Without altering anything, repeat each of the records.

# Entries provided

__________

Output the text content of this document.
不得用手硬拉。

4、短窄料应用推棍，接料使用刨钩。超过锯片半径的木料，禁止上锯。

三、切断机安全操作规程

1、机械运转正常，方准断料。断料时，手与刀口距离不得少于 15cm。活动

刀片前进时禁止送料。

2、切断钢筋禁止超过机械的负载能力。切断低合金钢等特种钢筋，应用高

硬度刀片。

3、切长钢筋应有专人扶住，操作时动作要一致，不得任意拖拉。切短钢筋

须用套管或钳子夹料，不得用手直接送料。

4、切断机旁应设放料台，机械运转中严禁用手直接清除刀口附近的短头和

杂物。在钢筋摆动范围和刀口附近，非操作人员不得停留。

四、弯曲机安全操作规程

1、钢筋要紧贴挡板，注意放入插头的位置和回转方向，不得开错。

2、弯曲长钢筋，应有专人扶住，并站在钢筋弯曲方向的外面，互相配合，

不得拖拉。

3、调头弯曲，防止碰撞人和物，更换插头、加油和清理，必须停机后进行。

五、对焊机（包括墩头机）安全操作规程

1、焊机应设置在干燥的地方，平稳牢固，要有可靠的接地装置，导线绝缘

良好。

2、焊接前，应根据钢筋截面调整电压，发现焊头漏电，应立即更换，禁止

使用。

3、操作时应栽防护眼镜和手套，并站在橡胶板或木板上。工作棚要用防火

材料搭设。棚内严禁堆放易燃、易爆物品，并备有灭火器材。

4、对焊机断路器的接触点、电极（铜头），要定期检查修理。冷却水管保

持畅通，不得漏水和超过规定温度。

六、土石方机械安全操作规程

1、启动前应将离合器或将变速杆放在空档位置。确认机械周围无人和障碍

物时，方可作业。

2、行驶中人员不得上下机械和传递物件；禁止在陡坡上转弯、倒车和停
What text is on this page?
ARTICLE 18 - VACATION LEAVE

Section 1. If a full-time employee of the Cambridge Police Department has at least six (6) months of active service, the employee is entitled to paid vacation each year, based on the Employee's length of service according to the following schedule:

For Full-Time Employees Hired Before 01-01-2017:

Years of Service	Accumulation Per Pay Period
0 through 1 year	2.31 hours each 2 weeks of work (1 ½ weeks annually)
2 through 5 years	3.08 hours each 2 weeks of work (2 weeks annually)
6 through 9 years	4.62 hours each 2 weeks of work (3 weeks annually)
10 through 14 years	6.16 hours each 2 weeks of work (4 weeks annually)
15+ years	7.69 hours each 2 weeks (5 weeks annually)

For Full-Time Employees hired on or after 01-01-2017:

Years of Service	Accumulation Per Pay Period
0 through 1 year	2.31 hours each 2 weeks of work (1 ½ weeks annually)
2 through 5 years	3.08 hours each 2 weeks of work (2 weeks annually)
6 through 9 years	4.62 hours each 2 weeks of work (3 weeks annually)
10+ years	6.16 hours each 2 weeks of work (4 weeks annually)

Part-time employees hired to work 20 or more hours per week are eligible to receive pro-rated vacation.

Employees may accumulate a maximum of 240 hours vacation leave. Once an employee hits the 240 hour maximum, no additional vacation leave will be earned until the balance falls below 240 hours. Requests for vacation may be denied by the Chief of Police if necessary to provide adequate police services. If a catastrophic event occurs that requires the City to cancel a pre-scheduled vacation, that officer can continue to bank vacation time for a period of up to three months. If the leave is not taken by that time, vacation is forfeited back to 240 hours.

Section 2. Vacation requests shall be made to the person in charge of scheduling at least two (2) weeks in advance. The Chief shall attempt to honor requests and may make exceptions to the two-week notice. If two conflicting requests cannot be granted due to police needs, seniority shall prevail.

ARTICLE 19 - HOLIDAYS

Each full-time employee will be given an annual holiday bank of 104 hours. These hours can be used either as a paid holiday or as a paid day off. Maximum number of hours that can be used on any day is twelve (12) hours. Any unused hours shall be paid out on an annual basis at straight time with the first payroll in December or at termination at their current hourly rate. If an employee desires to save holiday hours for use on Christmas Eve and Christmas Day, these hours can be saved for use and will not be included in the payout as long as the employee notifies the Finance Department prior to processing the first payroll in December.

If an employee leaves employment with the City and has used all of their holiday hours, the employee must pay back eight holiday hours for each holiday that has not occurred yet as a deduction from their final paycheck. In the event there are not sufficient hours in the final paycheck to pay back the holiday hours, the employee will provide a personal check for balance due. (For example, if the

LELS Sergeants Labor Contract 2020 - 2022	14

__________

# Problem solution
Output the text content of this document.
不得用手硬拉。

4、短窄料应用推棍，接料使用刨钩。超过锯片半径的木料，禁止上锯。

三、切断机安全操作规程

1、机械运转正常，方准断料。断料时，手与刀口距离不得少于 15cm。活动

刀片前进时禁止送料。

2、切断钢筋禁止超过机械的负载能力。切断低合金钢等特种钢筋，应用高

硬度刀片。

3、切长钢筋应有专人扶住，操作时动作要一致，不得任意拖拉。切短钢筋

须用套管或钳子夹料，不得用手直接送料。

4、切断机旁应设放料台，机械运转中严禁用手直接清除刀口附近的短头和

杂物。在钢筋摆动范围和刀口附近，非操作人员不得停留。

四、弯曲机安全操作规程

1、钢筋要紧贴挡板，注意放入插头的位置和回转方向，不得开错。

2、弯曲长钢筋，应有专人扶住，并站在钢筋弯曲方向的外面，互相配合，

不得拖拉。

3、调头弯曲，防止碰撞人和物，更换插头、加油和清理，必须停机后进行。

五、对焊机（包括墩头机）安全操作规程

1、焊机应设置在干燥的地方，平稳牢固，要有可靠的接地装置，导线绝缘

良好。

2、焊接前，应根据钢筋截面调整电压，发现焊头漏电，应立即更换，禁止

使用。

3、操作时应栽防护眼镜和手套，并站在橡胶板或木板上。工作棚要用防火

材料搭设。棚内严禁堆放易燃、易爆物品，并备有灭火器材。

4、对焊机断路器的接触点、电极（铜头），要定期检查修理。冷却水管保

持畅通，不得漏水和超过规定温度。

六、土石方机械安全操作规程

1、启动前应将离合器或将变速杆放在空档位置。确认机械周围无人和障碍

物时，方可作业。

2、行驶中人员不得上下机械和传递物件；禁止在陡坡上转弯、倒车和停
What text is on this page?
ARTICLE 18 - VACATION LEAVE

Section 1. If a full-time employee of the Cambridge Police Department has at least six (6) months of active service, the employee is entitled to paid vacation each year, based on the Employee's length of service according to the following schedule:

For Full-Time Employees Hired Before 01-01-2017:

Years of Service	Accumulation Per Pay Period
0 through 1 year	2.31 hours each 2 weeks of work (1 ½ weeks annually)
2 through 5 years	3.08 hours each 2 weeks of work (2 weeks annually)
6 through 9 years	4.62 hours each 2 weeks of work (3 weeks annually)
10 through 14 years	6.16 hours each 2 weeks of work (4 weeks annually)
15+ years	7.69 hours each 2 weeks (5 weeks annually)

For Full-Time Employees hired on or after 01-01-2017:

Years of Service	Accumulation Per Pay Period
0 through 1 year	2.31 hours each 2 weeks of work (1 ½ weeks annually)
2 through 5 years	3.08 hours each 2 weeks of work (2 weeks annually)
6 through 9 years	4.62 hours each 2 weeks of work (3 weeks annually)
10+ years	6.16 hours each 2 weeks of work (4 weeks annually)

Part-time employees hired to work 20 or more hours per week are eligible to receive pro-rated vacation.

Employees may accumulate a maximum of 240 hours vacation leave. Once an employee hits the 240 hour maximum, no additional vacation leave will be earned until the balance falls below 240 hours. Requests for vacation may be denied by the Chief of Police if necessary to provide adequate police services. If a catastrophic event occurs that requires the City to cancel a pre-scheduled vacation, that officer can continue to bank vacation time for a period of up to three months. If the leave is not taken by that time, vacation is forfeited back to 240 hours.

Section 2. Vacation requests shall be made to the person in charge of scheduling at least two (2) weeks in advance. The Chief shall attempt to honor requests and may make exceptions to the two-week notice. If two conflicting requests cannot be granted due to police needs, seniority shall prevail.

ARTICLE 19 - HOLIDAYS

Each full-time employee will be given an annual holiday bank of 104 hours. These hours can be used either as a paid holiday or as a paid day off. Maximum number of hours that can be used on any day is twelve (12) hours. Any unused hours shall be paid out on an annual basis at straight time with the first payroll in December or at termination at their current hourly rate. If an employee desires to save holiday hours for use on Christmas Eve and Christmas Day, these hours can be saved for use and will not be included in the payout as long as the employee notifies the Finance Department prior to processing the first payroll in December.

If an employee leaves employment with the City and has used all of their holiday hours, the employee must pay back eight holiday hours for each holiday that has not occurred yet as a deduction from their final paycheck. In the event there are not sufficient hours in the final paycheck to pay back the holiday hours, the employee will provide a personal check for balance due. (For example, if the

LELS Sergeants Labor Contract 2020 - 2022	14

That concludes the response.